● **Passage shown**:
Trying to Get My A/C System Through the Summer (Part II)

Rob Siegel

A few weeks ago, I wrote a piece about “the good kluge.”

Just so we’re clear, what I describe below is not one of them.

Last week, I talked about the A/C in my 2008 Nissan Armada having a leak that was small enough that I could keep topping it off with a can of R134a about once a month. The leak, discovered by using dye and a U/V light, was in the condenser, a part that costs about a hundred dollars but is a non-trivial amount of work to replace due to the way that the radiator, condenser, transmission cooler, and fans are packed in the nose. Unfortunately, the A/C also would mysteriously switch off. It was unclear to me whether or not the two problems were related. I wanted to defer the condenser replacement until fall, but I also wanted working A/C.

When the shut-off problem initially cropped up, it was a mid-level inconvenience. I was barely using the truck anyway. It had been mostly sitting at the end of the driveway waiting for me to use it to snag and tow home some cool car, which has more to do with my self-image than actual reality or need. But then a good friend of mine had some personal issues that resulted in my loaning him my daily-driver 2003 BMW 530i. While I have several air-conditioned vintage cars, keeping them out of traffic and rain and in compliance with the terms of my Hagerty policy has meant that the Armada and its wonky A/C system has been pressed into service.

Hack Mechanic AC System 635 csi
The Armada in its usual spot at the unfashionable south end of the driveway.Rob Siegel

I ran the system multiple times and verified that, when the A/C worked, the reading on the red high-side gauge increased and that on the blue low-side gauge decreased, validating that the compressor was doing its thing. The high-side reading, though, appeared to be slightly lower than what the A/C section of the Nissan factory service manual (FSM) listed it should be for 90° temps, likely indicating that the system was slightly undercharged. Unfortunately, it’s not really feasible to drive with the manifold gauges attached and placed where you can safely see them. You need to instead infer the operation of the compressor by the vent temperature. This seat-of-the-sweat-glands method told me that, when it got toasty in the car, the compressor wasn’t, uh, compressing. This was confirmed by stopping, popping open the hood, looking down at the compressor, and seeing that the magnetic clutch wasn’t engaged (the pulley was spinning but the nose that pokes through it was stationary).

● **Work to complete**:
a) In the A/C repair article, explain why the vent temperature was used to judge whether the compressor was working while driving.
b) Summarize the A/C repair article in two sentences.

[Stored data entries]
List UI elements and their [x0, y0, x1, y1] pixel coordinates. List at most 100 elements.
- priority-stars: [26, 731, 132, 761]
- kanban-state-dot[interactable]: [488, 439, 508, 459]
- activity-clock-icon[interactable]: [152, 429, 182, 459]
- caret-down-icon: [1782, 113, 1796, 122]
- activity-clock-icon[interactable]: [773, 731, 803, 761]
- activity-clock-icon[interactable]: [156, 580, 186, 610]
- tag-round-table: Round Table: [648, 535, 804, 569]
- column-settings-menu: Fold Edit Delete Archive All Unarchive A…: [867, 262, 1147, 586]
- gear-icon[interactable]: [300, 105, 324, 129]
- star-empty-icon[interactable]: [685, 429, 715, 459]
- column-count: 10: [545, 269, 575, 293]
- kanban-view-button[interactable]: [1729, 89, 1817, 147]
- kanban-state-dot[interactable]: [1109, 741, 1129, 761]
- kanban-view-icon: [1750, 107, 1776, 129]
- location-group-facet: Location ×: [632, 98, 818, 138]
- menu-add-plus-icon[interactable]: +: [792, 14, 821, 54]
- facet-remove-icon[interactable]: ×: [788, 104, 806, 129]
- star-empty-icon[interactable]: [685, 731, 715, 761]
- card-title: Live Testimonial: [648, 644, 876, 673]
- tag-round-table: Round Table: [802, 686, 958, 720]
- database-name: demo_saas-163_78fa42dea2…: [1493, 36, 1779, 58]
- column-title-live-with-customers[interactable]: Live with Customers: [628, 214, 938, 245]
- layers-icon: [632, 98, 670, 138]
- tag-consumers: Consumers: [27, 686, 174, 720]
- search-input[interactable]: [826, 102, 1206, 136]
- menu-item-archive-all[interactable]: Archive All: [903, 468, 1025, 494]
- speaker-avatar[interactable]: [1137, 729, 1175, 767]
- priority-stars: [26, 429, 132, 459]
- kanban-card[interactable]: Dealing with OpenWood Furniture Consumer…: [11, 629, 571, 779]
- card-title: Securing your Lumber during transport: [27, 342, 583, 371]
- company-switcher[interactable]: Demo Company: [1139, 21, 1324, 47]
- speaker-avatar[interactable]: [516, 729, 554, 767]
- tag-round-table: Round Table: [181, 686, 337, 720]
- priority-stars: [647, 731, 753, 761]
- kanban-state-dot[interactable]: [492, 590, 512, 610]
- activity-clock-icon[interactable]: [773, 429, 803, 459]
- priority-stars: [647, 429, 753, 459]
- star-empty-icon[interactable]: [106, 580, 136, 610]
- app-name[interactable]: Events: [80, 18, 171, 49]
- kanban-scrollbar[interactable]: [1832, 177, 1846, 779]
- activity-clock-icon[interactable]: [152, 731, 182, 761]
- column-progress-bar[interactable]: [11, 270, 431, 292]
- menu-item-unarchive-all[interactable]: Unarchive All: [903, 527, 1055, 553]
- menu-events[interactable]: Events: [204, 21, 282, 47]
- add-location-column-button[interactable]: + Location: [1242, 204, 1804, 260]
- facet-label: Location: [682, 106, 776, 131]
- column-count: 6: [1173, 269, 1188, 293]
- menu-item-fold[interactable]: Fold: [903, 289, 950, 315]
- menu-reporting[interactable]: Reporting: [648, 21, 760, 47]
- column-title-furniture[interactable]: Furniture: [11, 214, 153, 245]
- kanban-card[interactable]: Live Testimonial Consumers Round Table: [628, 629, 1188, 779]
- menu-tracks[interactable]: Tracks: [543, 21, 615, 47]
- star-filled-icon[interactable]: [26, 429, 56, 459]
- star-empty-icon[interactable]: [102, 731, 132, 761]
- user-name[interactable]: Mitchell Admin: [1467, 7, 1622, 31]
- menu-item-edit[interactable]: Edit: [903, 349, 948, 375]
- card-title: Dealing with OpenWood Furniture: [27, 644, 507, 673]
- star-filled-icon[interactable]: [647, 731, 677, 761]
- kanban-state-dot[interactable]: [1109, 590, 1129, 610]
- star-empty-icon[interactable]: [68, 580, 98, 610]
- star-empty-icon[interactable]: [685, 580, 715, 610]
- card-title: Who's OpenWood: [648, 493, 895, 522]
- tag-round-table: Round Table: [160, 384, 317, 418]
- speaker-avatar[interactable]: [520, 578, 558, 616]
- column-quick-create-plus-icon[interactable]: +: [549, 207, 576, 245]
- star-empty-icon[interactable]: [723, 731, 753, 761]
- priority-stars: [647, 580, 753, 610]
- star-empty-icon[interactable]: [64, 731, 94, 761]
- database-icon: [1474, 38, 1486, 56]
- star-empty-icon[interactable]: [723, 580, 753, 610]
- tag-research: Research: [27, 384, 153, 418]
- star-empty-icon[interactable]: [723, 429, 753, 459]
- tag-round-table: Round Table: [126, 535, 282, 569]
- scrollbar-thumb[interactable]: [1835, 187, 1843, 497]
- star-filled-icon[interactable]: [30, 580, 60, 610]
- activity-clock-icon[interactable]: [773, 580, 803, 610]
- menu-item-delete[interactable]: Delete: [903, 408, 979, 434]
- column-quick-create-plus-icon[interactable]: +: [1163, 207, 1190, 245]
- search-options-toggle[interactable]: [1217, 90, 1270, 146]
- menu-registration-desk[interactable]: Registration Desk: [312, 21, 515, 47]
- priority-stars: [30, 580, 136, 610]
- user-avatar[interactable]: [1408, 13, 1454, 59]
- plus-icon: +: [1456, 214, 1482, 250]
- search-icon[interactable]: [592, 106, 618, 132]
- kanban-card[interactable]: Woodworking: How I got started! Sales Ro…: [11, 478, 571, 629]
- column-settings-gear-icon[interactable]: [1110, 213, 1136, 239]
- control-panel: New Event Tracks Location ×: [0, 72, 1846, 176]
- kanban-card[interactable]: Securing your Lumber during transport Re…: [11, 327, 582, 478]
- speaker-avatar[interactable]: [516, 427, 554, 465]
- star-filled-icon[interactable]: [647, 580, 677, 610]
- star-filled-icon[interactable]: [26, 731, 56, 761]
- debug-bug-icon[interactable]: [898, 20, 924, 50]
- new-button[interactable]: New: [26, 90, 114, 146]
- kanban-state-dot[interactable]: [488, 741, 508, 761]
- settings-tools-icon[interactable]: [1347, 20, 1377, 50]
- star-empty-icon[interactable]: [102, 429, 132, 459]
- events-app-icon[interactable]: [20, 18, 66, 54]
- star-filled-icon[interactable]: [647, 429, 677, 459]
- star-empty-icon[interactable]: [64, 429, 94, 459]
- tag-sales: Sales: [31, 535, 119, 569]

● **Expected outputs**:
a) Driving with the manifold gauges attached and placed where they can safely be seen isn't really feasible. So the compressor's operation had to be inferred from the vent temperature instead.

b) The A/C in the 2008 Nissan Armada has a small condenser leak that can be handled by topping it off with R134a about once a month, but the system also mysteriously switches off, and the condenser replacement is being put off until fall. With the daily-driver 2003 BMW 530i loaned to a friend, the Armada has been pressed into service, and checks showed the system likely slightly undercharged and the compressor's clutch not engaging when the car got hot.